Print the listing below in its entirety, character for character.

▸ **Material for this task**:
┌──
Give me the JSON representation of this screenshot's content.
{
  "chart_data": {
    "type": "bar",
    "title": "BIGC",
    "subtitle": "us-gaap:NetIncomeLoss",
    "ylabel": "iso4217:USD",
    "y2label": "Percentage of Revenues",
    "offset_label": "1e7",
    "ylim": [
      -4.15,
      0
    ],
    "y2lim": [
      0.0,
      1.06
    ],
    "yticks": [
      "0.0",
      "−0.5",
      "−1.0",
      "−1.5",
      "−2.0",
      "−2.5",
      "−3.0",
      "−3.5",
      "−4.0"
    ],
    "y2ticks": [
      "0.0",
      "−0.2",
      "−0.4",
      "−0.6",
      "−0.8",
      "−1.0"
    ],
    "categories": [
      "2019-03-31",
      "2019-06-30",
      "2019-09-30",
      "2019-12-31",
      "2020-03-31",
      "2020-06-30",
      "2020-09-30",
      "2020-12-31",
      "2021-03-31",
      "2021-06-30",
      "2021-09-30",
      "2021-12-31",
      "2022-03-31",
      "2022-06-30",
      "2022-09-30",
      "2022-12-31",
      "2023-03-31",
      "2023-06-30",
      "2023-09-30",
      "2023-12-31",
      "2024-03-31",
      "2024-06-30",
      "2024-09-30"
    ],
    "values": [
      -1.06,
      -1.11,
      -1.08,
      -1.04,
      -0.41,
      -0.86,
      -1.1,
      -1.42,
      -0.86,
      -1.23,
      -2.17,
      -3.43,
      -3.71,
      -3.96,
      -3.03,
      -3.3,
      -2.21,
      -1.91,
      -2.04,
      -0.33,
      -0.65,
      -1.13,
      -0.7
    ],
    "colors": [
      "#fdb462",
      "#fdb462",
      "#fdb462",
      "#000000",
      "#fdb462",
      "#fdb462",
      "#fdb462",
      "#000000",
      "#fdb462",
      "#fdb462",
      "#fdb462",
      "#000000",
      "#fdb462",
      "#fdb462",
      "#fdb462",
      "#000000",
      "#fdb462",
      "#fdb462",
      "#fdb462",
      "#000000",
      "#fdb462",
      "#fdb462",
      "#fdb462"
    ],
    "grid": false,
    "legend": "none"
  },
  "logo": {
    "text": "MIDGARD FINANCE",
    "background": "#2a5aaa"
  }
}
└──
▸ **The reply**:
Give me the JSON representation of this screenshot's content.
{
  "chart_data": {
    "type": "bar",
    "title": "BIGC",
    "subtitle": "us-gaap:NetIncomeLoss",
    "ylabel": "iso4217:USD",
    "y2label": "Percentage of Revenues",
    "offset_label": "1e7",
    "ylim": [
      -4.15,
      0
    ],
    "y2lim": [
      0.0,
      1.06
    ],
    "yticks": [
      "0.0",
      "−0.5",
      "−1.0",
      "−1.5",
      "−2.0",
      "−2.5",
      "−3.0",
      "−3.5",
      "−4.0"
    ],
    "y2ticks": [
      "0.0",
      "−0.2",
      "−0.4",
      "−0.6",
      "−0.8",
      "−1.0"
    ],
    "categories": [
      "2019-03-31",
      "2019-06-30",
      "2019-09-30",
      "2019-12-31",
      "2020-03-31",
      "2020-06-30",
      "2020-09-30",
      "2020-12-31",
      "2021-03-31",
      "2021-06-30",
      "2021-09-30",
      "2021-12-31",
      "2022-03-31",
      "2022-06-30",
      "2022-09-30",
      "2022-12-31",
      "2023-03-31",
      "2023-06-30",
      "2023-09-30",
      "2023-12-31",
      "2024-03-31",
      "2024-06-30",
      "2024-09-30"
    ],
    "values": [
      -1.06,
      -1.11,
      -1.08,
      -1.04,
      -0.41,
      -0.86,
      -1.1,
      -1.42,
      -0.86,
      -1.23,
      -2.17,
      -3.43,
      -3.71,
      -3.96,
      -3.03,
      -3.3,
      -2.21,
      -1.91,
      -2.04,
      -0.33,
      -0.65,
      -1.13,
      -0.7
    ],
    "colors": [
      "#fdb462",
      "#fdb462",
      "#fdb462",
      "#000000",
      "#fdb462",
      "#fdb462",
      "#fdb462",
      "#000000",
      "#fdb462",
      "#fdb462",
      "#fdb462",
      "#000000",
      "#fdb462",
      "#fdb462",
      "#fdb462",
      "#000000",
      "#fdb462",
      "#fdb462",
      "#fdb462",
      "#000000",
      "#fdb462",
      "#fdb462",
      "#fdb462"
    ],
    "grid": false,
    "legend": "none"
  },
  "logo": {
    "text": "MIDGARD FINANCE",
    "background": "#2a5aaa"
  }
}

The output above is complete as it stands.